/---

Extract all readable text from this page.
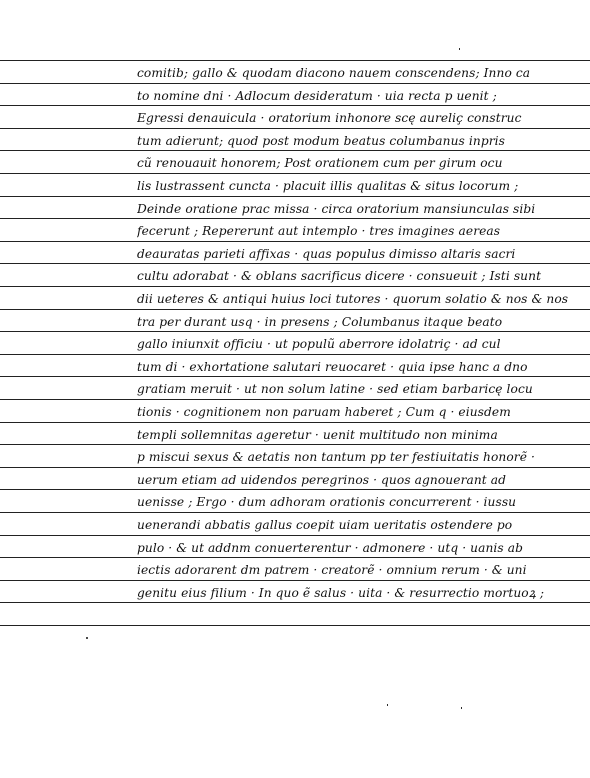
comitib; gallo & quodam diacono nauem conscendens; Inno ca
to nomine dni · Adlocum desideratum · uia recta p uenit ;
Egressi denauicula · oratorium inhonore scę aureliç construc
tum adierunt; quod post modum beatus columbanus inpris
cũ renouauit honorem; Post orationem cum per girum ocu
lis lustrassent cuncta · placuit illis qualitas & situs locorum ;
Deinde oratione prac missa · circa oratorium mansiunculas sibi
fecerunt ; Repererunt aut intemplo · tres imagines aereas
deauratas parieti affixas · quas populus dimisso altaris sacri
cultu adorabat · & oblans sacrificus dicere · consueuit ; Isti sunt
dii ueteres & antiqui huius loci tutores · quorum solatio & nos & nos
tra per durant usq · in presens ; Columbanus itaque beato
gallo iniunxit officiu · ut populũ aberrore idolatriç · ad cul
tum di · exhortatione salutari reuocaret · quia ipse hanc a dno
gratiam meruit · ut non solum latine · sed etiam barbaricę locu
tionis · cognitionem non paruam haberet ; Cum q · eiusdem
templi sollemnitas ageretur · uenit multitudo non minima
p miscui sexus & aetatis non tantum pp ter festiuitatis honorẽ ·
uerum etiam ad uidendos peregrinos · quos agnouerant ad
uenisse ; Ergo · dum adhoram orationis concurrerent · iussu
uenerandi abbatis gallus coepit uiam ueritatis ostendere po
pulo · & ut addnm conuerterentur · admonere · utq · uanis ab
iectis adorarent dm patrem · creatorẽ · omnium rerum · & uni
genitu eius filium · In quo ẽ salus · uita · & resurrectio mortuoꝝ ;
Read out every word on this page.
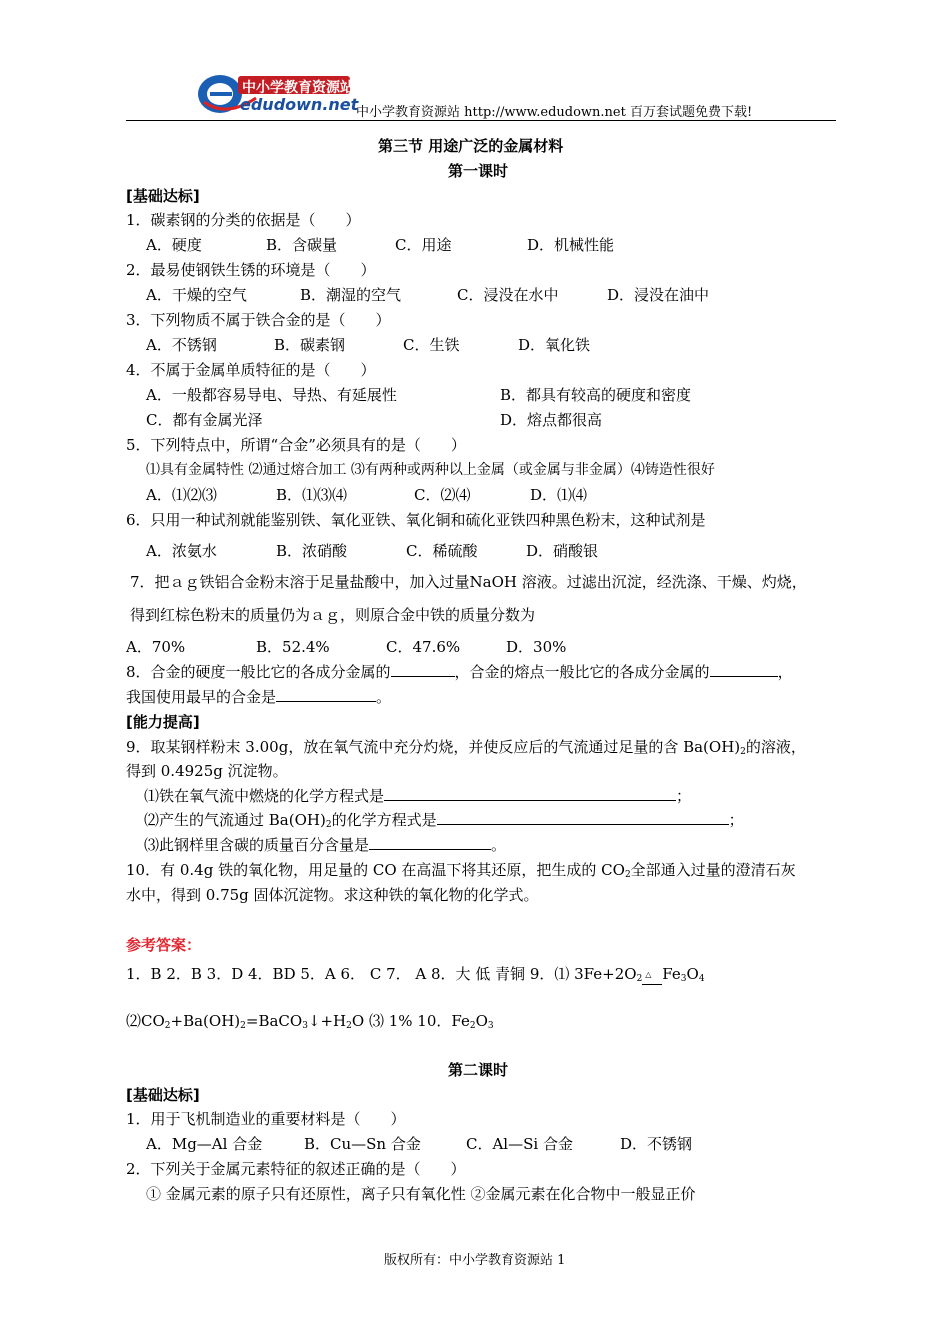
中小学教育资源站
edudown.net
中小学教育资源站 http://www.edudown.net 百万套试题免费下载!
第三节 用途广泛的金属材料
第一课时
[基础达标]
1．碳素钢的分类的依据是（　　）
A．硬度	B．含碳量	C．用途	D．机械性能
2．最易使钢铁生锈的环境是（　　）
A．干燥的空气	B．潮湿的空气	C．浸没在水中	D．浸没在油中
3．下列物质不属于铁合金的是（　　）
A．不锈钢	B．碳素钢	C．生铁	D．氧化铁
4．不属于金属单质特征的是（　　）
A．一般都容易导电、导热、有延展性	B．都具有较高的硬度和密度
C．都有金属光泽	D．熔点都很高
5．下列特点中，所谓“合金”必须具有的是（　　）
⑴具有金属特性 ⑵通过熔合加工 ⑶有两种或两种以上金属（或金属与非金属）⑷铸造性很好
A．⑴⑵⑶	B．⑴⑶⑷	C．⑵⑷	D．⑴⑷
6．只用一种试剂就能鉴别铁、氧化亚铁、氧化铜和硫化亚铁四种黑色粉末，这种试剂是
A．浓氨水	B．浓硝酸	C．稀硫酸	D．硝酸银
7．把ａｇ铁铝合金粉末溶于足量盐酸中，加入过量NaOH 溶液。过滤出沉淀，经洗涤、干燥、灼烧，
得到红棕色粉末的质量仍为ａｇ，则原合金中铁的质量分数为
A．70%	B．52.4%	C．47.6%	D．30%
8．合金的硬度一般比它的各成分金属的	，合金的熔点一般比它的各成分金属的	，
我国使用最早的合金是	。
[能力提高]
9．取某钢样粉末 3.00g，放在氧气流中充分灼烧，并使反应后的气流通过足量的含 $Ba(OH)_2$的溶液，
得到 0.4925g 沉淀物。
⑴铁在氧气流中燃烧的化学方程式是	；
⑵产生的气流通过 $Ba(OH)_2$的化学方程式是	；
⑶此钢样里含碳的质量百分含量是	。
10．有 0.4g 铁的氧化物，用足量的 CO 在高温下将其还原，把生成的 $CO_2$全部通入过量的澄清石灰
水中，得到 0.75g 固体沉淀物。求这种铁的氧化物的化学式。
参考答案：
1．B 2．B 3．D 4．BD 5．A 6． C 7． A 8．大 低 青铜 9．⑴ $3Fe+2O_2$ △ $Fe_3O_4$
$⑵CO_2+Ba(OH)_2=BaCO_3↓+H_2O$ ⑶ 1% 10．$Fe_2O_3$
第二课时
[基础达标]
1．用于飞机制造业的重要材料是（　　）
A．Mg—Al 合金	B．Cu—Sn 合金	C．Al—Si 合金	D．不锈钢
2．下列关于金属元素特征的叙述正确的是（　　）
① 金属元素的原子只有还原性，离子只有氧化性 ②金属元素在化合物中一般显正价
版权所有：中小学教育资源站 1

\---

• **To do**
How many of the lines in the listing above hold the word "oratorium"? Report only that figure.

• **Solved exercise**
2